● Provided passage
>> BEGIN
Mt. Ngauruhoe may be New Zealand's most famous mountain (explanation here, in case you missed our last post), but it is not the largest or most impressive. In fact, its closest neighbor, Mt. Ruapehu, is over 1000 feet higher and far more massive. Ruapehu's highest peak, Tahurangi, stands at 2797 meters high (around 8400 feet) and boasts the North Island's only glaciers (so it is snow-capped year round). It is also still a highly active volcano; the last large eruption occured in 1996, but several smaller eruptions and lahars (large volcanic mudslides) have happened since.
Though we're here in New Zealand to hike Te Araroa, we've also flown halfway around the world to get here -- we're not about to miss out on amazing sights just because they're off of the defined route. Case in point: the official trail spends only one day (30km or so) in Tongariro National Park. How could we not want to explore more of this amazing place?!
>> END
● Material provided
>> BEGIN
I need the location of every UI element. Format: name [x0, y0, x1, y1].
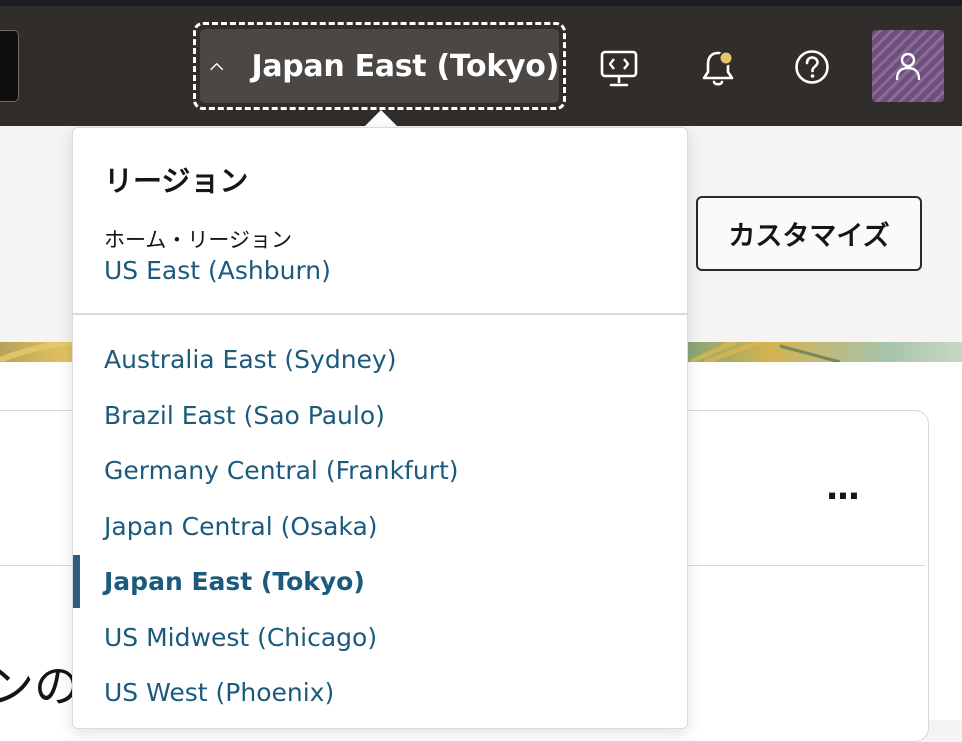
>> END
● What the task requires
Reproduce the text about Mt. Ruapehu between "Mt. Ngauruhoe may" and "have happened since.", inclusive.

● Result of the task
Mt. Ngauruhoe may be New Zealand's most famous mountain (explanation here, in case you missed our last post), but it is not the largest or most impressive. In fact, its closest neighbor, Mt. Ruapehu, is over 1000 feet higher and far more massive. Ruapehu's highest peak, Tahurangi, stands at 2797 meters high (around 8400 feet) and boasts the North Island's only glaciers (so it is snow-capped year round). It is also still a highly active volcano; the last large eruption occured in 1996, but several smaller eruptions and lahars (large volcanic mudslides) have happened since.